_STATED PROBLEM_
Keep only the lines of the data below that contain "DMDOHC", and copy them.

++++++++

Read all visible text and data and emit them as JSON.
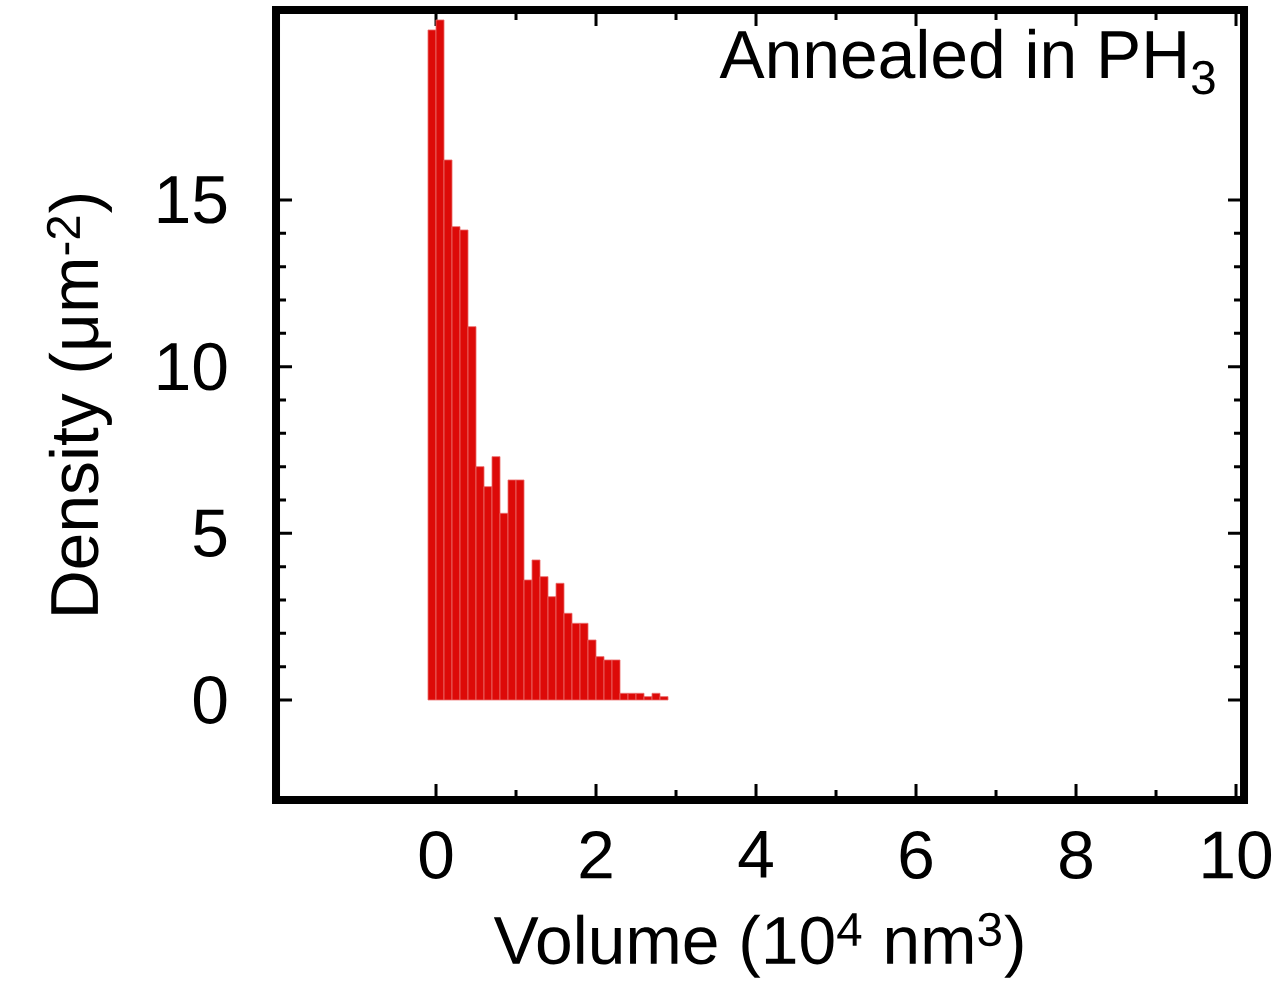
{
  "chart_data": {
    "type": "histogram",
    "xlabel": "Volume (10$^{4}$ nm$^{3}$)",
    "ylabel": "Density (μm$^{-2}$)",
    "annotations": [
      "Annealed in PH$_{3}$"
    ],
    "bins": [
      -0.1,
      0.0,
      0.1,
      0.2,
      0.3,
      0.4,
      0.5,
      0.6,
      0.7,
      0.8,
      0.9,
      1.0,
      1.1,
      1.2,
      1.3,
      1.4,
      1.5,
      1.6,
      1.7,
      1.8,
      1.9,
      2.0,
      2.1,
      2.2,
      2.3,
      2.4,
      2.5,
      2.6,
      2.7,
      2.8,
      2.9
    ],
    "values": [
      20.1,
      20.4,
      16.2,
      14.2,
      14.1,
      11.2,
      7.0,
      6.4,
      7.3,
      5.6,
      6.6,
      6.6,
      3.6,
      4.2,
      3.7,
      3.1,
      3.5,
      2.6,
      2.3,
      2.3,
      1.8,
      1.3,
      1.2,
      1.2,
      0.2,
      0.2,
      0.2,
      0.1,
      0.2,
      0.1
    ],
    "color": "#dd0a08",
    "xlim": [
      -2,
      10.1
    ],
    "ylim": [
      -3,
      20.7
    ],
    "xticks": [
      0,
      2,
      4,
      6,
      8,
      10
    ],
    "yticks": [
      0,
      5,
      10,
      15
    ]
  }
}
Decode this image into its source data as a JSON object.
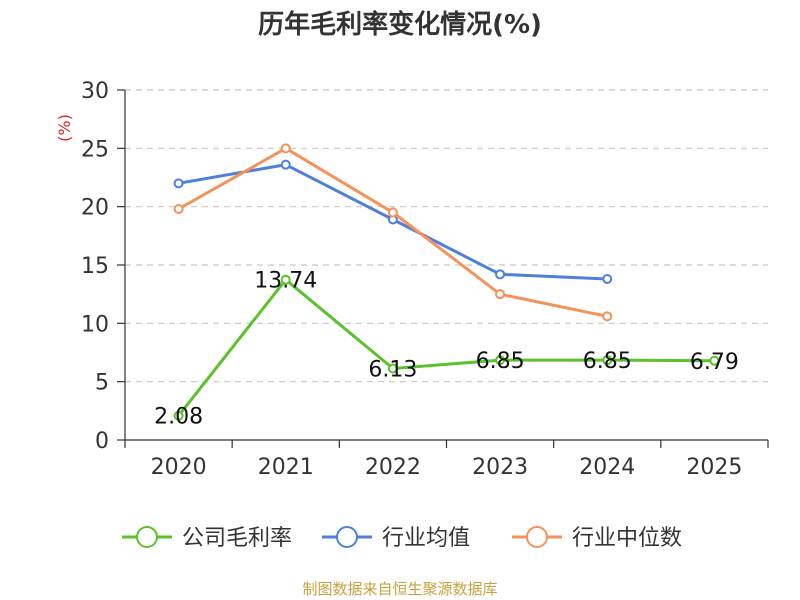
{
  "chart_data": {
    "type": "line",
    "title": "历年毛利率变化情况(%)",
    "ylabel": "(%)",
    "xlabel": "",
    "categories": [
      "2020",
      "2021",
      "2022",
      "2023",
      "2024",
      "2025"
    ],
    "ylim": [
      0,
      30
    ],
    "yticks": [
      0,
      5,
      10,
      15,
      20,
      25,
      30
    ],
    "grid": true,
    "legend_position": "bottom",
    "series": [
      {
        "name": "公司毛利率",
        "color": "#5cc22c",
        "values": [
          2.08,
          13.74,
          6.13,
          6.85,
          6.85,
          6.79
        ],
        "labels": [
          "2.08",
          "13.74",
          "6.13",
          "6.85",
          "6.85",
          "6.79"
        ]
      },
      {
        "name": "行业均值",
        "color": "#4e7fdb",
        "values": [
          22.0,
          23.6,
          18.9,
          14.2,
          13.8,
          null
        ]
      },
      {
        "name": "行业中位数",
        "color": "#f5915a",
        "values": [
          19.8,
          25.0,
          19.5,
          12.5,
          10.6,
          null
        ]
      }
    ]
  },
  "footer": {
    "source": "制图数据来自恒生聚源数据库"
  }
}
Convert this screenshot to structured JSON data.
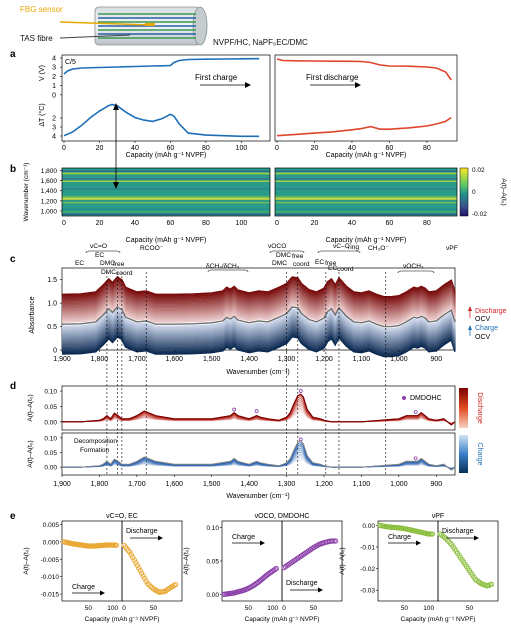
{
  "header": {
    "fbg_label": "FBG sensor",
    "tas_label": "TAS fibre",
    "cell_label": "NVPF/HC, NaPF₆EC/DMC"
  },
  "panel_letters": {
    "a": "a",
    "b": "b",
    "c": "c",
    "d": "d",
    "e": "e"
  },
  "colors": {
    "charge": "#1f6fb8",
    "discharge": "#e0452c",
    "ocv": "#6e6e6e",
    "green": "#8cbf3f",
    "purple": "#8b3fa8",
    "orange": "#e8a630",
    "fbg": "#e8a600"
  },
  "chart_data": [
    {
      "id": "a",
      "type": "line",
      "rate_label": "C/5",
      "ylabel_top": "V (V)",
      "ylabel_bottom": "ΔT (°C)",
      "yticks": [
        "4",
        "3",
        "2",
        "1",
        "0"
      ],
      "annotations": [
        "First charge",
        "First discharge"
      ],
      "xlabel": "Capacity (mAh g⁻¹ NVPF)",
      "charge_xticks": [
        "0",
        "20",
        "40",
        "60",
        "80",
        "100"
      ],
      "discharge_xticks": [
        "0",
        "20",
        "40",
        "60",
        "80"
      ],
      "charge_voltage": {
        "x": [
          0,
          2,
          5,
          10,
          20,
          30,
          40,
          50,
          55,
          60,
          62,
          65,
          70,
          80,
          90,
          100,
          110
        ],
        "y": [
          2.6,
          2.9,
          3.1,
          3.2,
          3.25,
          3.3,
          3.35,
          3.4,
          3.42,
          3.45,
          3.75,
          3.95,
          4.05,
          4.08,
          4.1,
          4.12,
          4.13
        ]
      },
      "charge_temp": {
        "x": [
          0,
          5,
          10,
          15,
          20,
          25,
          27,
          30,
          35,
          40,
          45,
          50,
          55,
          58,
          60,
          62,
          65,
          70,
          80,
          90,
          100,
          110
        ],
        "y": [
          0.1,
          0.4,
          0.9,
          1.5,
          2.0,
          2.4,
          2.5,
          2.4,
          1.9,
          1.5,
          1.3,
          1.2,
          1.4,
          1.6,
          1.75,
          1.6,
          1.0,
          0.3,
          0.15,
          0.1,
          0.05,
          0.05
        ]
      },
      "discharge_voltage": {
        "x": [
          0,
          3,
          10,
          20,
          30,
          40,
          45,
          50,
          55,
          60,
          70,
          80,
          85,
          90,
          93
        ],
        "y": [
          4.1,
          3.95,
          3.92,
          3.9,
          3.88,
          3.87,
          3.85,
          3.75,
          3.5,
          3.4,
          3.38,
          3.3,
          3.2,
          2.8,
          2.0
        ]
      },
      "discharge_temp": {
        "x": [
          0,
          10,
          20,
          30,
          40,
          45,
          50,
          55,
          60,
          70,
          80,
          85,
          90,
          93
        ],
        "y": [
          0.1,
          0.2,
          0.3,
          0.4,
          0.55,
          0.65,
          0.8,
          0.6,
          0.6,
          0.7,
          0.85,
          1.0,
          1.2,
          1.5
        ]
      }
    },
    {
      "id": "b",
      "type": "heatmap",
      "ylabel": "Wavenumber (cm⁻¹)",
      "yticks": [
        "1,000",
        "1,200",
        "1,400",
        "1,600",
        "1,800"
      ],
      "xlabel": "Capacity (mAh g⁻¹ NVPF)",
      "charge_xticks": [
        "0",
        "20",
        "40",
        "60",
        "80",
        "100"
      ],
      "discharge_xticks": [
        "0",
        "20",
        "40",
        "60",
        "80"
      ],
      "colorbar_label": "A(t)–A(t₀)",
      "colorbar_ticks": [
        "0.02",
        "0",
        "-0.02"
      ],
      "bright_bands": [
        1250,
        1600,
        1750,
        1180
      ]
    },
    {
      "id": "c",
      "type": "line",
      "ylabel": "Absorbance",
      "yticks": [
        "1.5",
        "1.0",
        "0.5",
        "0"
      ],
      "xlabel": "Wavenumber (cm⁻¹)",
      "xticks": [
        "1,900",
        "1,800",
        "1,700",
        "1,600",
        "1,500",
        "1,400",
        "1,300",
        "1,200",
        "1,100",
        "1,000",
        "900"
      ],
      "peak_labels": [
        "νC=O",
        "EC",
        "EC",
        "DMC",
        "free",
        "DMC",
        "coord",
        "RCOO⁻",
        "δCH₂/δCH₃",
        "νOCO",
        "DMC",
        "free",
        "DMC",
        "coord",
        "νC–C",
        "ring",
        "EC",
        "free",
        "EC",
        "coord",
        "CH₃O⁻",
        "νOCH₃",
        "νPF"
      ],
      "legend": [
        "Discharge",
        "OCV",
        "Charge",
        "OCV"
      ],
      "dashed_lines": [
        1780,
        1752,
        1740,
        1675,
        1300,
        1270,
        1195,
        1160,
        1035
      ],
      "ocv_spectrum": {
        "x": [
          1900,
          1850,
          1810,
          1790,
          1775,
          1765,
          1752,
          1740,
          1730,
          1700,
          1675,
          1650,
          1600,
          1550,
          1500,
          1470,
          1460,
          1450,
          1440,
          1430,
          1400,
          1375,
          1350,
          1320,
          1300,
          1285,
          1270,
          1260,
          1240,
          1220,
          1200,
          1190,
          1180,
          1170,
          1160,
          1140,
          1120,
          1100,
          1080,
          1060,
          1040,
          1020,
          1000,
          980,
          960,
          950,
          940,
          930,
          920,
          900,
          880,
          860,
          850
        ],
        "y": [
          0.55,
          0.56,
          0.6,
          0.75,
          0.88,
          0.8,
          0.92,
          0.86,
          0.7,
          0.6,
          0.62,
          0.55,
          0.55,
          0.56,
          0.58,
          0.62,
          0.7,
          0.66,
          0.72,
          0.64,
          0.58,
          0.62,
          0.6,
          0.7,
          0.78,
          0.92,
          0.9,
          0.78,
          0.65,
          0.6,
          0.68,
          0.82,
          0.88,
          0.75,
          0.9,
          0.72,
          0.6,
          0.58,
          0.62,
          0.55,
          0.5,
          0.5,
          0.52,
          0.6,
          0.7,
          0.68,
          0.72,
          0.68,
          0.6,
          0.62,
          0.75,
          0.85,
          0.6
        ]
      }
    },
    {
      "id": "d",
      "type": "line",
      "ylabel_top": "A(t)–A(t₀)",
      "yticks_top": [
        "0.10",
        "0.05",
        "0.00"
      ],
      "ylabel_bottom": "A(t)–A(t₀)",
      "yticks_bottom": [
        "0.10",
        "0.05",
        "0.00"
      ],
      "legend_label": "DMDOHC",
      "side_top": "Discharge",
      "side_bottom": "Charge",
      "annotations": [
        "Decomposition",
        "Formation"
      ],
      "xlabel": "Wavenumber (cm⁻¹)",
      "xticks": [
        "1,900",
        "1,800",
        "1,700",
        "1,600",
        "1,500",
        "1,400",
        "1,300",
        "1,200",
        "1,100",
        "1,000",
        "900"
      ],
      "discharge_diff": {
        "x": [
          1900,
          1850,
          1800,
          1790,
          1780,
          1770,
          1760,
          1750,
          1740,
          1720,
          1700,
          1680,
          1670,
          1650,
          1600,
          1550,
          1500,
          1450,
          1440,
          1430,
          1400,
          1380,
          1370,
          1350,
          1320,
          1300,
          1290,
          1280,
          1270,
          1262,
          1255,
          1245,
          1230,
          1210,
          1200,
          1180,
          1150,
          1100,
          1050,
          1000,
          980,
          960,
          950,
          940,
          930,
          920,
          900,
          880,
          860,
          850
        ],
        "y": [
          0.0,
          0.0,
          0.005,
          0.01,
          0.02,
          0.01,
          0.028,
          0.02,
          0.01,
          0.01,
          0.02,
          0.035,
          0.03,
          0.02,
          0.01,
          0.01,
          0.01,
          0.02,
          0.03,
          0.02,
          0.01,
          0.02,
          0.015,
          0.01,
          0.005,
          0.015,
          0.03,
          0.06,
          0.085,
          0.09,
          0.08,
          0.04,
          0.015,
          0.01,
          0.005,
          0.0,
          0.0,
          0.0,
          0.005,
          0.01,
          0.02,
          0.02,
          0.02,
          0.03,
          0.02,
          0.01,
          0.005,
          0.01,
          -0.01,
          0.0
        ]
      }
    },
    {
      "id": "e",
      "type": "scatter",
      "panels": [
        {
          "title": "νC=O, EC",
          "ylabel": "A(t)–A(t₀)",
          "yticks": [
            "0.005",
            "0.000",
            "-0.005",
            "-0.010",
            "-0.015"
          ],
          "ylim": [
            -0.017,
            0.006
          ],
          "charge_x": [
            0,
            10,
            20,
            30,
            40,
            50,
            60,
            70,
            80,
            90,
            100,
            110
          ],
          "charge_y": [
            0.0,
            -0.0003,
            -0.0006,
            -0.0008,
            -0.001,
            -0.0012,
            -0.0012,
            -0.0011,
            -0.001,
            -0.0009,
            -0.0009,
            -0.001
          ],
          "discharge_x": [
            0,
            10,
            20,
            30,
            40,
            50,
            60,
            70,
            80,
            90
          ],
          "discharge_y": [
            -0.001,
            -0.003,
            -0.006,
            -0.009,
            -0.012,
            -0.0135,
            -0.0145,
            -0.0142,
            -0.013,
            -0.012
          ],
          "labels": [
            "Charge",
            "Discharge"
          ],
          "charge_xticks": [
            "50",
            "100"
          ],
          "discharge_xticks": [
            "0",
            "50"
          ]
        },
        {
          "title": "νOCO, DMDOHC",
          "ylabel": "A(t)–A(t₀)",
          "yticks": [
            "0.10",
            "0.05",
            "0.00"
          ],
          "ylim": [
            -0.01,
            0.11
          ],
          "charge_x": [
            0,
            10,
            20,
            30,
            40,
            50,
            60,
            70,
            80,
            90,
            100,
            110
          ],
          "charge_y": [
            0.0,
            0.001,
            0.002,
            0.004,
            0.006,
            0.009,
            0.013,
            0.018,
            0.024,
            0.03,
            0.035,
            0.04
          ],
          "discharge_x": [
            0,
            10,
            20,
            30,
            40,
            50,
            60,
            70,
            80,
            90
          ],
          "discharge_y": [
            0.04,
            0.046,
            0.052,
            0.058,
            0.064,
            0.07,
            0.075,
            0.078,
            0.08,
            0.08
          ],
          "labels": [
            "Charge",
            "Discharge"
          ],
          "charge_xticks": [
            "50",
            "100"
          ],
          "discharge_xticks": [
            "0",
            "50"
          ]
        },
        {
          "title": "νPF",
          "ylabel": "A(t)–A(t₀)",
          "yticks": [
            "0.00",
            "-0.01",
            "-0.02",
            "-0.03"
          ],
          "ylim": [
            -0.035,
            0.002
          ],
          "charge_x": [
            0,
            10,
            20,
            30,
            40,
            50,
            60,
            70,
            80,
            90,
            100,
            110
          ],
          "charge_y": [
            0.0,
            -0.0005,
            -0.0008,
            -0.001,
            -0.0012,
            -0.0015,
            -0.002,
            -0.0025,
            -0.003,
            -0.0035,
            -0.004,
            -0.004
          ],
          "discharge_x": [
            0,
            10,
            20,
            30,
            40,
            50,
            60,
            70,
            80,
            90
          ],
          "discharge_y": [
            -0.004,
            -0.006,
            -0.009,
            -0.013,
            -0.017,
            -0.021,
            -0.025,
            -0.027,
            -0.028,
            -0.027
          ],
          "labels": [
            "Charge",
            "Discharge"
          ],
          "charge_xticks": [
            "50",
            "100"
          ],
          "discharge_xticks": [
            "50"
          ]
        }
      ],
      "xlabel": "Capacity (mAh g⁻¹ NVPF)"
    }
  ]
}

++++++++

_THE REPLY_
      "legend_label": "DMDOHC",
          "title": "νOCO, DMDOHC",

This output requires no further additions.